### Requirement
Pictures do not belong in the copy; restate the records below word for word.

========

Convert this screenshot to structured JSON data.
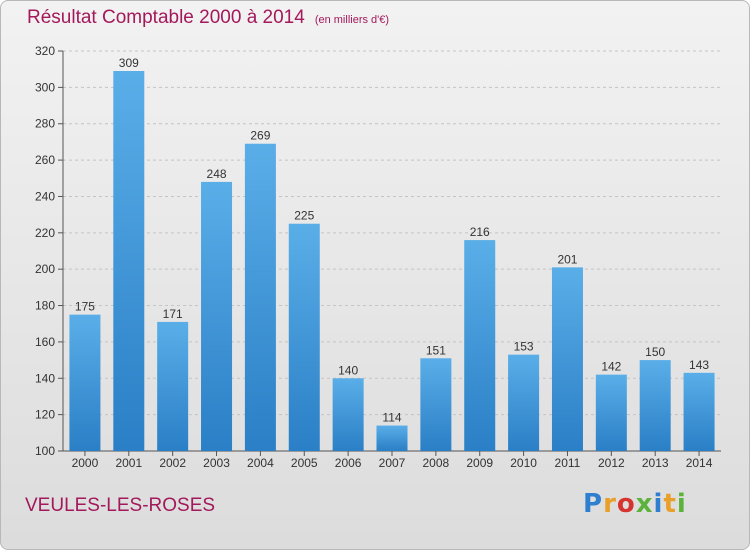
{
  "header": {
    "title": "Résultat Comptable 2000 à 2014",
    "subtitle": "(en milliers d'€)"
  },
  "location": "VEULES-LES-ROSES",
  "brand": {
    "text": "Proxiti",
    "colors": [
      "#2f7fd1",
      "#e8a02a",
      "#d6342f",
      "#5bb33c",
      "#2f7fd1",
      "#e8a02a",
      "#5bb33c"
    ]
  },
  "colors": {
    "accent": "#a3195b",
    "bar_light": "#5aaee8",
    "bar_dark": "#2a7fc6"
  },
  "chart_data": {
    "type": "bar",
    "title": "Résultat Comptable 2000 à 2014",
    "categories": [
      "2000",
      "2001",
      "2002",
      "2003",
      "2004",
      "2005",
      "2006",
      "2007",
      "2008",
      "2009",
      "2010",
      "2011",
      "2012",
      "2013",
      "2014"
    ],
    "values": [
      175,
      309,
      171,
      248,
      269,
      225,
      140,
      114,
      151,
      216,
      153,
      201,
      142,
      150,
      143
    ],
    "ylim": [
      100,
      320
    ],
    "yticks": [
      100,
      120,
      140,
      160,
      180,
      200,
      220,
      240,
      260,
      280,
      300,
      320
    ],
    "grid": true,
    "xlabel": "",
    "ylabel": ""
  }
}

========

### Written reply
Convert this screenshot to structured JSON data.
{
  "header": {
    "title": "Résultat Comptable 2000 à 2014",
    "subtitle": "(en milliers d'€)"
  },
  "location": "VEULES-LES-ROSES",
  "brand": {
    "text": "Proxiti",
    "colors": [
      "#2f7fd1",
      "#e8a02a",
      "#d6342f",
      "#5bb33c",
      "#2f7fd1",
      "#e8a02a",
      "#5bb33c"
    ]
  },
  "colors": {
    "accent": "#a3195b",
    "bar_light": "#5aaee8",
    "bar_dark": "#2a7fc6"
  },
  "chart_data": {
    "type": "bar",
    "title": "Résultat Comptable 2000 à 2014",
    "categories": [
      "2000",
      "2001",
      "2002",
      "2003",
      "2004",
      "2005",
      "2006",
      "2007",
      "2008",
      "2009",
      "2010",
      "2011",
      "2012",
      "2013",
      "2014"
    ],
    "values": [
      175,
      309,
      171,
      248,
      269,
      225,
      140,
      114,
      151,
      216,
      153,
      201,
      142,
      150,
      143
    ],
    "ylim": [
      100,
      320
    ],
    "yticks": [
      100,
      120,
      140,
      160,
      180,
      200,
      220,
      240,
      260,
      280,
      300,
      320
    ],
    "grid": true,
    "xlabel": "",
    "ylabel": ""
  }
}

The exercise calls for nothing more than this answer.